__DATA FOR THIS TASK__

==*==

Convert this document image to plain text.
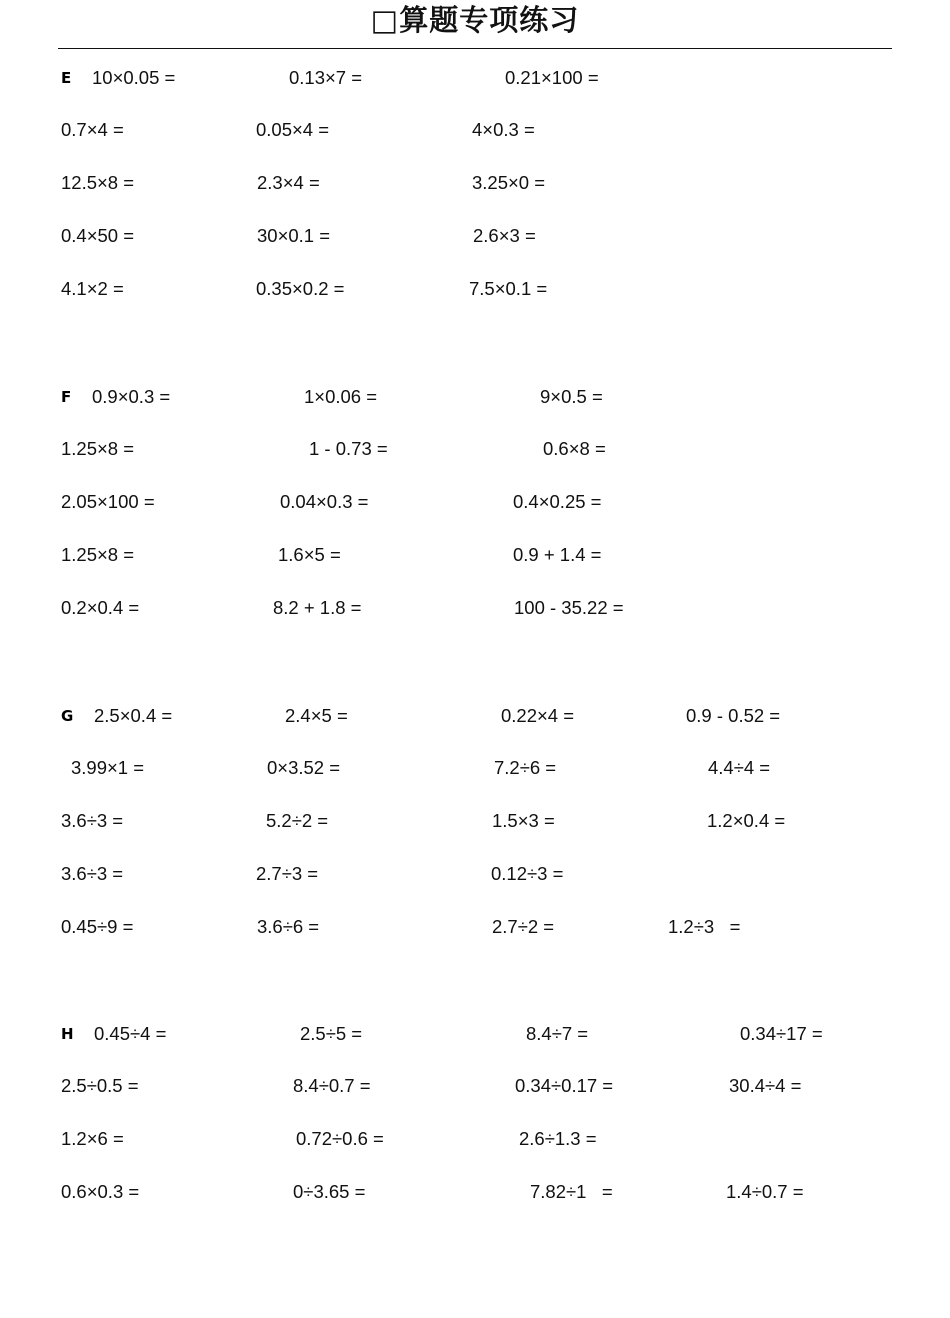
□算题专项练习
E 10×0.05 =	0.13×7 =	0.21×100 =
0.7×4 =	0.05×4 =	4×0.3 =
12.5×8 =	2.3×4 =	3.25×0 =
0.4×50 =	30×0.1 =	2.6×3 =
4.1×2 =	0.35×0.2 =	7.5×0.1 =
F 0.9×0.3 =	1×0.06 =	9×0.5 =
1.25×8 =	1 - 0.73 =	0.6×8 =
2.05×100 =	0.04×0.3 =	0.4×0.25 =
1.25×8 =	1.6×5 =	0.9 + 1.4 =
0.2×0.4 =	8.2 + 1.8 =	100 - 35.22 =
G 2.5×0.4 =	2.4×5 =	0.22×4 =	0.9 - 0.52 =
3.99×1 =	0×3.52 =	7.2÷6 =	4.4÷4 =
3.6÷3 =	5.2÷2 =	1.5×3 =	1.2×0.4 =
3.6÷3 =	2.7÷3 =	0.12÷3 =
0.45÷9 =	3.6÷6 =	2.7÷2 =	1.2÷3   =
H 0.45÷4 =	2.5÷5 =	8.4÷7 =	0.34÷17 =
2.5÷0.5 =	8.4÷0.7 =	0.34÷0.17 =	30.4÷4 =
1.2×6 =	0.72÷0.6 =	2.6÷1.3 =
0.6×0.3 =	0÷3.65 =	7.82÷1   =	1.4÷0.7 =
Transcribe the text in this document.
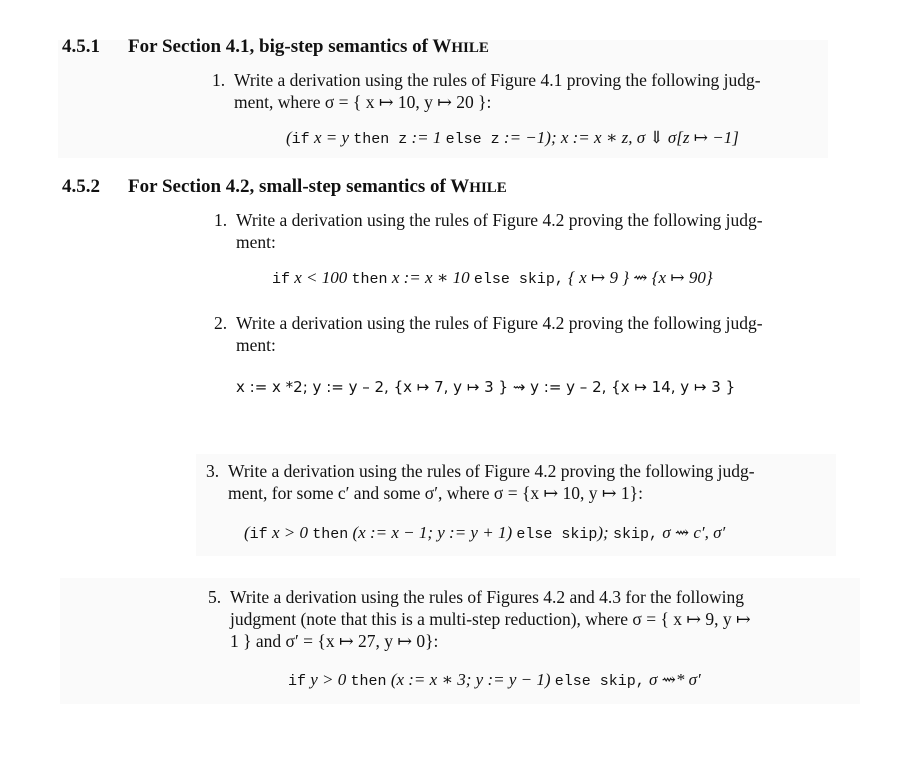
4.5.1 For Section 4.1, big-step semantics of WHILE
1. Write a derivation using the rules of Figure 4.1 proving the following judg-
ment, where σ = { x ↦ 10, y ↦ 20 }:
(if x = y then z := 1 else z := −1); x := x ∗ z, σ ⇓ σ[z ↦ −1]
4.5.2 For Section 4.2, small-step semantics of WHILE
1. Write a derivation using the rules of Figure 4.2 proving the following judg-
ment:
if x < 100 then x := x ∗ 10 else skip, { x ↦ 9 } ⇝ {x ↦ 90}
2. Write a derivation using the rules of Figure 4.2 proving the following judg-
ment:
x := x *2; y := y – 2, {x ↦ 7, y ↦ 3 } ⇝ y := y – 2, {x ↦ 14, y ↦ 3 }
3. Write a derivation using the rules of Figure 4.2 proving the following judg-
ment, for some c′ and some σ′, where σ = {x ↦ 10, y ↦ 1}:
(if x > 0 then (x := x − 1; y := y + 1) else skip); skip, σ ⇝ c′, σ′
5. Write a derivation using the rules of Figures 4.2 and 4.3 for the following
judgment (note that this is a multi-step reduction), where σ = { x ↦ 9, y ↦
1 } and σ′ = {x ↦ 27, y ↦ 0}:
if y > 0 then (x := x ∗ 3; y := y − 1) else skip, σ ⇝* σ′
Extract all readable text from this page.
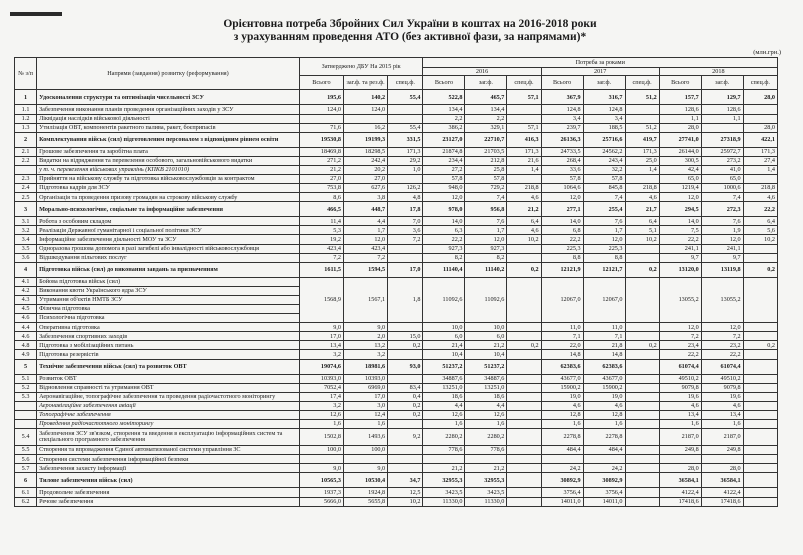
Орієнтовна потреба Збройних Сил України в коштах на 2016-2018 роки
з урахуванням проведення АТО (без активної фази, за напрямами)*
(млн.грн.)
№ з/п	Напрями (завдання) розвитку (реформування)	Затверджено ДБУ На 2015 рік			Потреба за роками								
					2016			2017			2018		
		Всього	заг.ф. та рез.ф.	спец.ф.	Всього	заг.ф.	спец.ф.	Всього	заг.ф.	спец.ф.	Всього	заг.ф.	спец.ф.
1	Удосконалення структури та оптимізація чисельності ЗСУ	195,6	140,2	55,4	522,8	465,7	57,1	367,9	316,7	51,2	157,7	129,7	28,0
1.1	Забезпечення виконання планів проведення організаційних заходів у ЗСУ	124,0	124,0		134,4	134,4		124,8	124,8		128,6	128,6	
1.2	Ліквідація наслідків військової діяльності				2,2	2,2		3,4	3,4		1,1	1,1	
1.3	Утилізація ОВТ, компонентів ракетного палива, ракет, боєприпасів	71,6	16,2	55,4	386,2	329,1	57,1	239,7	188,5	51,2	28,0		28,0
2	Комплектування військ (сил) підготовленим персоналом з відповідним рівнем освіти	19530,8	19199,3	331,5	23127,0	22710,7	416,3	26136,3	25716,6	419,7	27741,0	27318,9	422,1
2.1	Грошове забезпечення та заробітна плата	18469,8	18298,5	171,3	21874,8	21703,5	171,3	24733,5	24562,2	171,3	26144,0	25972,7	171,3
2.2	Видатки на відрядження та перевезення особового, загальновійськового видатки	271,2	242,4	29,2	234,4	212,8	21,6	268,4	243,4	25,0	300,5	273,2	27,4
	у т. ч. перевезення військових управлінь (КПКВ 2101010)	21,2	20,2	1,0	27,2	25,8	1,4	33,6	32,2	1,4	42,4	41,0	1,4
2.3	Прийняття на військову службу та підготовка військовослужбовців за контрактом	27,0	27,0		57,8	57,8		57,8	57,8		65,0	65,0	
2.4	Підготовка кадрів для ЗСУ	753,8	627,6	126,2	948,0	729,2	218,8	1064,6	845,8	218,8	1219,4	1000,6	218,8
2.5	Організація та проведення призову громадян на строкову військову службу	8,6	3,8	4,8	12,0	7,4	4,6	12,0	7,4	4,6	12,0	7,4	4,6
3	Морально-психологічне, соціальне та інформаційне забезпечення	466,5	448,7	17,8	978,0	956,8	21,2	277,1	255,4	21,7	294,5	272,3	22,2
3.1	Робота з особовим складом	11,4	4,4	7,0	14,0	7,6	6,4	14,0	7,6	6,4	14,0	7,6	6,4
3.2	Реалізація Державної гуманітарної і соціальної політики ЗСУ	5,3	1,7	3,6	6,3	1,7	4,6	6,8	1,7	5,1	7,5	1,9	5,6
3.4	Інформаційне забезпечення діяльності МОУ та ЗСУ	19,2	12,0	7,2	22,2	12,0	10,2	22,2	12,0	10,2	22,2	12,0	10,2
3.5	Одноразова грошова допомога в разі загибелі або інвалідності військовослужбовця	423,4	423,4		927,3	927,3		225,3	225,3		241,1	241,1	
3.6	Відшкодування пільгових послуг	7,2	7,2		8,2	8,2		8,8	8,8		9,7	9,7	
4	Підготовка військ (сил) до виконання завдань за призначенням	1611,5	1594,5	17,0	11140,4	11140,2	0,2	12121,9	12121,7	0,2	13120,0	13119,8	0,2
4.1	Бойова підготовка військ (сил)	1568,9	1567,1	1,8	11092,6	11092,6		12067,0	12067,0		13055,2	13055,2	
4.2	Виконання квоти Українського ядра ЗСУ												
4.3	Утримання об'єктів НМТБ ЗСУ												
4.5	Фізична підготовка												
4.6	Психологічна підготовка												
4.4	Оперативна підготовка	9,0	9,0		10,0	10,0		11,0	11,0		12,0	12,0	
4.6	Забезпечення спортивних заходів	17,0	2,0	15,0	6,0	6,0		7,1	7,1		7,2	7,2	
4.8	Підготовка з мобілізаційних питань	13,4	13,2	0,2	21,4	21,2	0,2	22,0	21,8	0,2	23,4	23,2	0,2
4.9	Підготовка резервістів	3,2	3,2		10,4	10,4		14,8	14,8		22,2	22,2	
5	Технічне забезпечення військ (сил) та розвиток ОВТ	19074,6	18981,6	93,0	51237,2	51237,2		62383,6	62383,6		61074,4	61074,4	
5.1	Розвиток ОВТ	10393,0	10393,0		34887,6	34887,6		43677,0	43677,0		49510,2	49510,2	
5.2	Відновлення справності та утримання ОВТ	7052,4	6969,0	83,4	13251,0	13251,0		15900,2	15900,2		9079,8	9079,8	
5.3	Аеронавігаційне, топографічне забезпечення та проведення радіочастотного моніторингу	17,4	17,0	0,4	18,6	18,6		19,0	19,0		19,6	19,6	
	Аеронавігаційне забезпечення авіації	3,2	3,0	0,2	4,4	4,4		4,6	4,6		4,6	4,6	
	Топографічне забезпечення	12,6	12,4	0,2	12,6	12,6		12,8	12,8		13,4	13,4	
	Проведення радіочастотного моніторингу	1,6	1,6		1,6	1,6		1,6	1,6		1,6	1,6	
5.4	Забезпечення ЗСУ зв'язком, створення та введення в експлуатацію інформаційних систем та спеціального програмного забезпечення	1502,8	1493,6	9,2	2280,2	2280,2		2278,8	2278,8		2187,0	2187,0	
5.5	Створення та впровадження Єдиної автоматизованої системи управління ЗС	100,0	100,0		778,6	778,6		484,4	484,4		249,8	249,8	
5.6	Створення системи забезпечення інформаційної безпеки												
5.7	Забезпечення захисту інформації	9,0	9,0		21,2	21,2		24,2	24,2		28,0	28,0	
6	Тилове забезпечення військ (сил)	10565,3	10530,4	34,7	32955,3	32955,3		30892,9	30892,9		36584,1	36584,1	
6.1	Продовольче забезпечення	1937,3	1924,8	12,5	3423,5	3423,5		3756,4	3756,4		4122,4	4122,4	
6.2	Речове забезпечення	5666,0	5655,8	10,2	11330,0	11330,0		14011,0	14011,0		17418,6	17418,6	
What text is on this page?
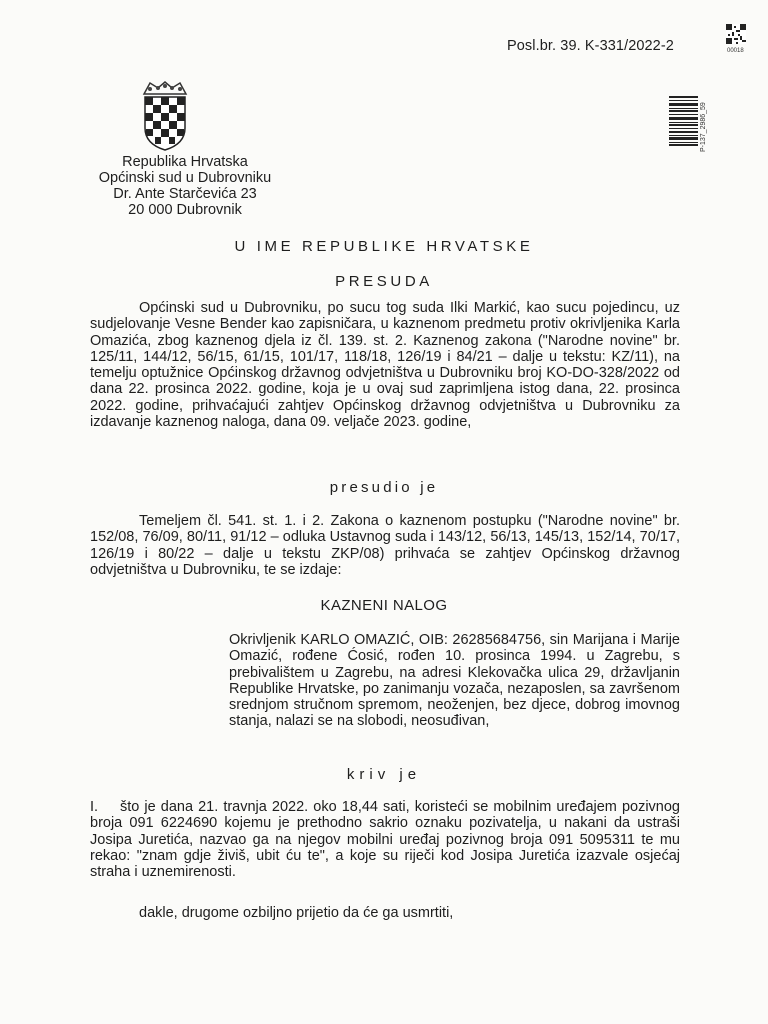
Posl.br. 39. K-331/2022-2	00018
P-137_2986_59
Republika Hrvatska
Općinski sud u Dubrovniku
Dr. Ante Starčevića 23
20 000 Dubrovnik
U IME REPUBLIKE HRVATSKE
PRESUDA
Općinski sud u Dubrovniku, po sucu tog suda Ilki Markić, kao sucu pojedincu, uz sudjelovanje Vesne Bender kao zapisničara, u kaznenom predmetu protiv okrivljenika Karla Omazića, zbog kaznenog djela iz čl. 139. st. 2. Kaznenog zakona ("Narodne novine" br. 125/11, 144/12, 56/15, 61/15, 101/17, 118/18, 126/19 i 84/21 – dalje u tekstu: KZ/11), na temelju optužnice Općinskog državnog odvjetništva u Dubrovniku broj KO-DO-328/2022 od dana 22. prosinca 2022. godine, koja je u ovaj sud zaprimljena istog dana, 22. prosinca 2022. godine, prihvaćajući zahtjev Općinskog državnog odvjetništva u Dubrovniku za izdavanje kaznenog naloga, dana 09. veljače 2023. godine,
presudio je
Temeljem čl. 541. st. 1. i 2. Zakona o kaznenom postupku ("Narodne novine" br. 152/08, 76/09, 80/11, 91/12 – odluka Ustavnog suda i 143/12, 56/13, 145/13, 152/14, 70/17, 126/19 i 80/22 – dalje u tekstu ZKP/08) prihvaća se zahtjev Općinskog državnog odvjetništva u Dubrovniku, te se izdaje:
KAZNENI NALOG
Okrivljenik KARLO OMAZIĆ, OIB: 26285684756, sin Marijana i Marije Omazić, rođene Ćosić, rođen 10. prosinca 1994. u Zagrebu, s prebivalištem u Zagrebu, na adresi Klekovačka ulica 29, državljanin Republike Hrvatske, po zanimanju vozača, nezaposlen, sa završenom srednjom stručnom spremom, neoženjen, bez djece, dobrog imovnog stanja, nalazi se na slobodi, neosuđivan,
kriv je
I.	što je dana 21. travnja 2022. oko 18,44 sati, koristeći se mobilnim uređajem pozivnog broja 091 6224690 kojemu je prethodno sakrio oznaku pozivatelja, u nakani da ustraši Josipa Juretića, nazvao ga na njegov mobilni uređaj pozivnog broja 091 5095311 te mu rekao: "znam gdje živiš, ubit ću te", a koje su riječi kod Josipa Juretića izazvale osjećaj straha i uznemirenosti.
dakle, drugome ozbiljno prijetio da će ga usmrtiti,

==*==

__WHAT YOU NEED TO DO__
Please list every line of the records that contains "Аеронавігаційне".

__CORRECT OUTPUT__
5.3	Аеронавігаційне, топографічне забезпечення та проведення радіочастотного моніторингу	17,4	17,0	0,4	18,6	18,6		19,0	19,0		19,6	19,6	
	Аеронавігаційне забезпечення авіації	3,2	3,0	0,2	4,4	4,4		4,6	4,6		4,6	4,6	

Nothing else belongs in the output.